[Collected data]
__________________________________________________
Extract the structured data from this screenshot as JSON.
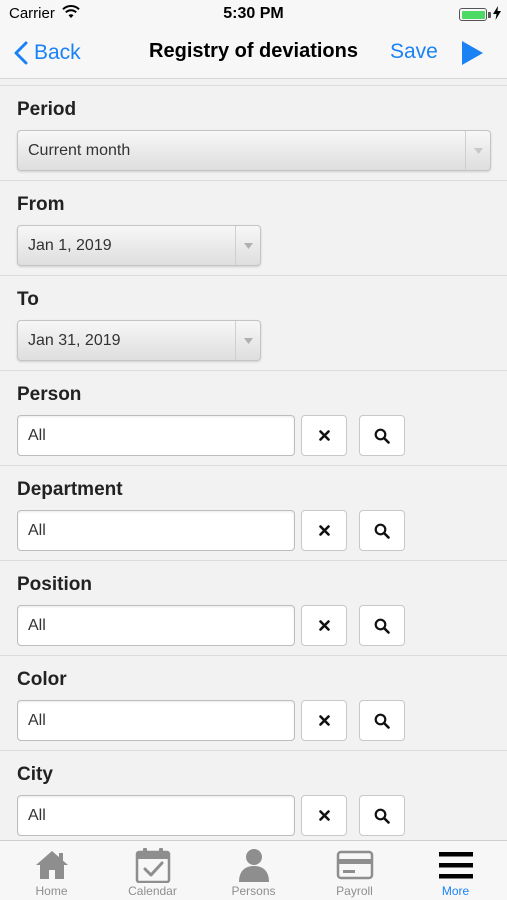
{
  "status_bar": {
    "carrier": "Carrier",
    "time": "5:30 PM"
  },
  "nav": {
    "back_label": "Back",
    "title": "Registry of deviations",
    "save_label": "Save"
  },
  "filters": {
    "period": {
      "label": "Period",
      "value": "Current month"
    },
    "from": {
      "label": "From",
      "value": "Jan 1, 2019"
    },
    "to": {
      "label": "To",
      "value": "Jan 31, 2019"
    },
    "person": {
      "label": "Person",
      "value": "All"
    },
    "department": {
      "label": "Department",
      "value": "All"
    },
    "position": {
      "label": "Position",
      "value": "All"
    },
    "color": {
      "label": "Color",
      "value": "All"
    },
    "city": {
      "label": "City",
      "value": "All"
    }
  },
  "tabbar": {
    "active": "More",
    "items": [
      {
        "label": "Home",
        "icon": "home-icon"
      },
      {
        "label": "Calendar",
        "icon": "calendar-icon"
      },
      {
        "label": "Persons",
        "icon": "person-icon"
      },
      {
        "label": "Payroll",
        "icon": "card-icon"
      },
      {
        "label": "More",
        "icon": "menu-icon"
      }
    ]
  },
  "colors": {
    "accent": "#1a82f5",
    "inactive": "#8e8e8e",
    "battery": "#4cd964"
  }
}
__________________________________________________
Repeat the material exactly as it reads, without any of its pictures.

Extract the structured data from this screenshot as JSON.
{
  "status_bar": {
    "carrier": "Carrier",
    "time": "5:30 PM"
  },
  "nav": {
    "back_label": "Back",
    "title": "Registry of deviations",
    "save_label": "Save"
  },
  "filters": {
    "period": {
      "label": "Period",
      "value": "Current month"
    },
    "from": {
      "label": "From",
      "value": "Jan 1, 2019"
    },
    "to": {
      "label": "To",
      "value": "Jan 31, 2019"
    },
    "person": {
      "label": "Person",
      "value": "All"
    },
    "department": {
      "label": "Department",
      "value": "All"
    },
    "position": {
      "label": "Position",
      "value": "All"
    },
    "color": {
      "label": "Color",
      "value": "All"
    },
    "city": {
      "label": "City",
      "value": "All"
    }
  },
  "tabbar": {
    "active": "More",
    "items": [
      {
        "label": "Home",
        "icon": "home-icon"
      },
      {
        "label": "Calendar",
        "icon": "calendar-icon"
      },
      {
        "label": "Persons",
        "icon": "person-icon"
      },
      {
        "label": "Payroll",
        "icon": "card-icon"
      },
      {
        "label": "More",
        "icon": "menu-icon"
      }
    ]
  },
  "colors": {
    "accent": "#1a82f5",
    "inactive": "#8e8e8e",
    "battery": "#4cd964"
  }
}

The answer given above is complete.